───── Passage provided

Recently, Yulianti et al. (Yulianti et al., 2018) presented a method that selects (or generates) a passage from a document in response to a query using information induced from a community question answering system. Then, features of the passage (not necessarily those used for selecting the passage) along with document features are used to represent the document. This approach is reminiscent of our JPDs method which uses passage features and document features to represent a document. There are, however, major differences between the two. Our method is not based on an external resource. Furthermore, we utilize passage ranking that is induced using a learning-to-rank approach with passage features while in (Yulianti et al., 2018) this is not the case. In addition, the passage features used in our method are the same as those used for ranking passages which is not the case in Yulianti et al. (Yulianti et al., 2018). We demonstrate the merits of using the passage features that are used for (effective) passage ranking to represent a document. We also show the merits of using passage-relevance prior estimates adopted from work on Web retrieval to rank passages. Some of these estimates were used by Yulianti+al et al. (Yulianti et al., 2018) to rank documents but not passages.

Recently, a neural-network approach was presented for passage-based document retrieval (Fan et al., 2018). Passage-query relevance signals (scores) are estimated using neural-network matching models and then aggregated to yield a document score. A difference with several of our models, in addition to using neural networks rather than a feature-based approach, is that ranking induced over passages from different documents is not utilized. A feature-based learning-to-rank baseline used in this work (Fan et al., 2018) represents a document using its features and the average, maximum and minimum values of query-similarities of its constituent passages. Therefore, this baseline is conceptually reminiscent of our JPDm method which uses various aggregates of the feature values of document’s passages together with the document features to represent documents. We show that there are passage-based features much more effective than passage-query similarities for estimating passage relevance, and accordingly, use aggregates of these features’ values to represent documents.

Some passage-based document retrieval methods use query expansion (Liu and Croft, 2002; Lang et al., 2010) or inter-passage similarities (Wan et al., 2008; Wang and Si, 2008; Krikon et al., 2010). Integrating query expansion and information induced from inter-passage similarities in our approaches is an interesting future venue.

──────────
───── Recorded information

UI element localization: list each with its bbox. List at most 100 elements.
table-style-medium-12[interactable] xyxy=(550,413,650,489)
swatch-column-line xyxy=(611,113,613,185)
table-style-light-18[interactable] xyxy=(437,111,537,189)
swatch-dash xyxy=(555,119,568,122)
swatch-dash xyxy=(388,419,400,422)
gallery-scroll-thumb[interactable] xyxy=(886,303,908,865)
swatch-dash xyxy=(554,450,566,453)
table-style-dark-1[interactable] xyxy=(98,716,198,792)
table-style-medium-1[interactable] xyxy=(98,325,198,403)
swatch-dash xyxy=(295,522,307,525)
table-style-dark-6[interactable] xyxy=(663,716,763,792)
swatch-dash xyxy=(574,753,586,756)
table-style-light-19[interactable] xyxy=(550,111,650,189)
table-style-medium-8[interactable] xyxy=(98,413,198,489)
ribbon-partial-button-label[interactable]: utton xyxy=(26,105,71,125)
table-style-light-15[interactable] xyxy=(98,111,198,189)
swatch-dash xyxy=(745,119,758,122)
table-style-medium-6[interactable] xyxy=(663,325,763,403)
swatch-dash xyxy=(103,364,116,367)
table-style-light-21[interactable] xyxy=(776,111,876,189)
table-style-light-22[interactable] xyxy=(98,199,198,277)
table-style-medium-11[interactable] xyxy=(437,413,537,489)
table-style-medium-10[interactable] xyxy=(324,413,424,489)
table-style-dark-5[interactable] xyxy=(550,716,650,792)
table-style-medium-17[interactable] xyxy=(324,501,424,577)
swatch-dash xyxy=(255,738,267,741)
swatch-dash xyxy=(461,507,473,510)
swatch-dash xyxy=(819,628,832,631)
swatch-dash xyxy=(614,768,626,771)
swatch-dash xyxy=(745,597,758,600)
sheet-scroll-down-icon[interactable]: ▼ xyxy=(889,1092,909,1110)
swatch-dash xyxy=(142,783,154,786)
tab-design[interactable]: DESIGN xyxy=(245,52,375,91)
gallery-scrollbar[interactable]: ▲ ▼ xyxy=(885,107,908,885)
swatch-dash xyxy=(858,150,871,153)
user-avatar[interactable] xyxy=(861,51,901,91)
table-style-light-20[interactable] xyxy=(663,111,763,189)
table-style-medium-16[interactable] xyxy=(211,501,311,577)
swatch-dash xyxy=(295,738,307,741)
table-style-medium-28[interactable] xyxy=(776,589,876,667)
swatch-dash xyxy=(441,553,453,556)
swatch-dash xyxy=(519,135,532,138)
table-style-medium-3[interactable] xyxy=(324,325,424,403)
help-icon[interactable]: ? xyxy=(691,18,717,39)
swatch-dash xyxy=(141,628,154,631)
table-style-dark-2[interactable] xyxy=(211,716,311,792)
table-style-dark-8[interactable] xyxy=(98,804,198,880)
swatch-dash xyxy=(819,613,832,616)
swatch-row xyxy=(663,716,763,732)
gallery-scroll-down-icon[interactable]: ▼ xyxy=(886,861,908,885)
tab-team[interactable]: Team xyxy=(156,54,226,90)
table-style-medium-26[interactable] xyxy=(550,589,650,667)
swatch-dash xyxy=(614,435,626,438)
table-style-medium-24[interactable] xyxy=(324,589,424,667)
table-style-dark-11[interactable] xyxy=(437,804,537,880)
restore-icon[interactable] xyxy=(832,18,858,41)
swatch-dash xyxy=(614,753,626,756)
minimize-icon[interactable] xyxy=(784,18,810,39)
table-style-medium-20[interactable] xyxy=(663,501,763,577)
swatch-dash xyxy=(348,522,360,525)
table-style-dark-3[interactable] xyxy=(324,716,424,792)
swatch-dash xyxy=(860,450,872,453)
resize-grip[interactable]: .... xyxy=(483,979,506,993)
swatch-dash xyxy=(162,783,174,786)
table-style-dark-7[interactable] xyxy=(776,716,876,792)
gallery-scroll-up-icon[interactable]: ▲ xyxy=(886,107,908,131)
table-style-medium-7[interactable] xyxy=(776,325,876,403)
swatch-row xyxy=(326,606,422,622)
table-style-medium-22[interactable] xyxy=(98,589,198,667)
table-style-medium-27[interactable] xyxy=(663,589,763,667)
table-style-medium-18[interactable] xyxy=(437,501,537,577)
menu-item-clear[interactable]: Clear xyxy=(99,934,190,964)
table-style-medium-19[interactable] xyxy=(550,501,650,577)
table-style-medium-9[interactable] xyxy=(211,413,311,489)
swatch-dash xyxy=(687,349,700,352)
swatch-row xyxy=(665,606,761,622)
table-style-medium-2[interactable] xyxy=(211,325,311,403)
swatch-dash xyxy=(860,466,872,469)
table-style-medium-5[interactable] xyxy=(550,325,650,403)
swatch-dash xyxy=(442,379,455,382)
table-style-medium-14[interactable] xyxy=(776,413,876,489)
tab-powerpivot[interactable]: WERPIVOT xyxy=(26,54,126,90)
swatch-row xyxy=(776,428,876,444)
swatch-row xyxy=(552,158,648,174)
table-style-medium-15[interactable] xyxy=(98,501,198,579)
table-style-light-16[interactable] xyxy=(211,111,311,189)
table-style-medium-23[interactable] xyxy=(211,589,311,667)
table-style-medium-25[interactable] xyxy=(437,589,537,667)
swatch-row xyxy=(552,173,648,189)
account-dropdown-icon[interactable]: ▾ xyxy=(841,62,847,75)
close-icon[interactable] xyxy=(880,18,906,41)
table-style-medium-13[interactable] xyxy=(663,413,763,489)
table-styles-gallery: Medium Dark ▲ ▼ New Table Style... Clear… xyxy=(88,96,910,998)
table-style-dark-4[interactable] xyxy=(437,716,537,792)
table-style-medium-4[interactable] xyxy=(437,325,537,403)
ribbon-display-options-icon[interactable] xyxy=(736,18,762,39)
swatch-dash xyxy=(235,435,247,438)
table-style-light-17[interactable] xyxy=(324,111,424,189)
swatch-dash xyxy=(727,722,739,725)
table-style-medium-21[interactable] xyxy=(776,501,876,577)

──────────

### [To do]
(A) Using the passage on passage-based document retrieval, decide whether each statement agrees with it: (i) the JPDs method relies on an external resource; (ii) Fan et al. estimate passage-query relevance with neural-network matching models; (iii) Yulianti et al. used some passage-relevance prior estimates to rank passages. For each one, answer yes or no and quote the words of the passage that decide it.
(B) List every distinct cited work in the passage on passage-based document retrieval, giving each by its authors and year.
(C) Carry the passage on passage-based document retrieval forward from the point where it stops.

### [Answers given]
(A)
(i) No: "Our method is not based on an external resource."
(ii) Yes: "Passage-query relevance signals (scores) are estimated using neural-network matching models"
(iii) No: "to rank documents but not passages."

(B)
Yulianti et al., 2018
Fan et al., 2018
Liu and Croft, 2002
Lang et al., 2010
Wan et al., 2008
Wang and Si, 2008
Krikon et al., 2010

(C)
Passage-based document retrieval approaches utilize term proximity information by the virtue of using passages. There are many other approaches for utilizing term proximities (Metzler and Croft, 2005, 2007a; Tao and Zhai, 2007; Lv and Zhai, 2009; Zhao and Yun, 2009; Lang et al., 2010; Lv and Zhai, 2010; Miao et al., 2012). We show that our best performing method outperforms a state-of-the-art term proximity model: the sequential dependence model from the Markov Random Field framework (Metzler and Croft, 2005).

The vast majority of previous work on passage-based document retrieval has focused on using passages marked prior to retrieval time. There are some methods that simultaneously mark passages and use them for retrieval (Mittendorf and Schäuble, 1994; Denoyer et al., 2001; Kaszkiel and Zobel, 2001). Hence, our methods are not committed to a specific approach of passage markup.

To implement and evaluate our passage-based document retrieval methods, we use a passage ranking method that is based on learning-to-rank. Some of the features we use for passage retrieval are adopted from work on retrieving sentences to create snippets (Metzler and Kanungo, 2008) and retrieving sentences (and more generally passages) as answers to non-factoid questions (Keikha et al., 2014b; Chen et al., 2015; Yang et al., 2016). We show that passage retrieval performance can be significantly improved if we also use query-independent passage relevance priors adapted from work on devising document relevance priors for Web retrieval (Bendersky et al., 2011). Query-independent sentence priors different than ours, mainly based on opinion/sentiment analysis, were used in past work on sentence retrieval (Fernández and Losada, 2012). More generally, there is a big body of work on retrieving passages; e.g., (Salton et al., 1993; Mittendorf and Schäuble, 1994; Jiang and Zhai, 2004; Carmel et al., 2013; Keikha et al., 2014b, a; Chen et al., 2017). Our focus is different: we devise methods that utilize passage retrieval to improve document retrieval. Yet, we empirically show that the passage retrieval method we use in our document retrieval methods outperforms state-of-the-art passage retrieval approaches. Still, as already noted, our document retrieval methods are not committed to a specific passage retrieval approach.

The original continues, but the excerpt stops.